Task instructions. Return each line of the data below exactly, omitting any pictures.

Given records.
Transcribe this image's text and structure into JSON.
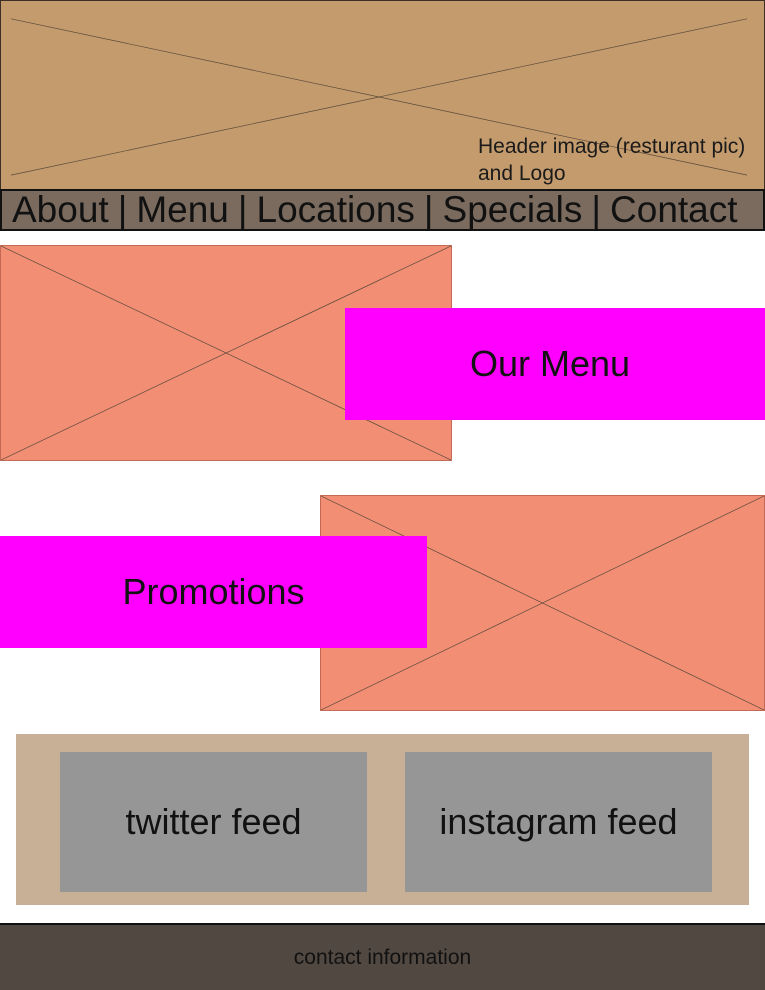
{
  "header": {
    "caption_line1": "Header image (resturant pic)",
    "caption_line2": "and Logo",
    "background_color": "#c49b6d"
  },
  "nav": {
    "items": [
      {
        "label": "About"
      },
      {
        "label": "Menu"
      },
      {
        "label": "Locations"
      },
      {
        "label": "Specials"
      },
      {
        "label": "Contact"
      }
    ],
    "separator": "|",
    "background_color": "#7a6b5e"
  },
  "sections": {
    "menu": {
      "label": "Our Menu"
    },
    "promotions": {
      "label": "Promotions"
    },
    "label_box_color": "#ff00ff",
    "image_placeholder_color": "#f28e74"
  },
  "social": {
    "twitter": "twitter feed",
    "instagram": "instagram feed",
    "panel_color": "#c8b096",
    "feed_color": "#979696"
  },
  "footer": {
    "text": "contact information",
    "background_color": "#524842"
  }
}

Final answer.
Transcribe this image's text and structure into JSON.
{
  "header": {
    "caption_line1": "Header image (resturant pic)",
    "caption_line2": "and Logo",
    "background_color": "#c49b6d"
  },
  "nav": {
    "items": [
      {
        "label": "About"
      },
      {
        "label": "Menu"
      },
      {
        "label": "Locations"
      },
      {
        "label": "Specials"
      },
      {
        "label": "Contact"
      }
    ],
    "separator": "|",
    "background_color": "#7a6b5e"
  },
  "sections": {
    "menu": {
      "label": "Our Menu"
    },
    "promotions": {
      "label": "Promotions"
    },
    "label_box_color": "#ff00ff",
    "image_placeholder_color": "#f28e74"
  },
  "social": {
    "twitter": "twitter feed",
    "instagram": "instagram feed",
    "panel_color": "#c8b096",
    "feed_color": "#979696"
  },
  "footer": {
    "text": "contact information",
    "background_color": "#524842"
  }
}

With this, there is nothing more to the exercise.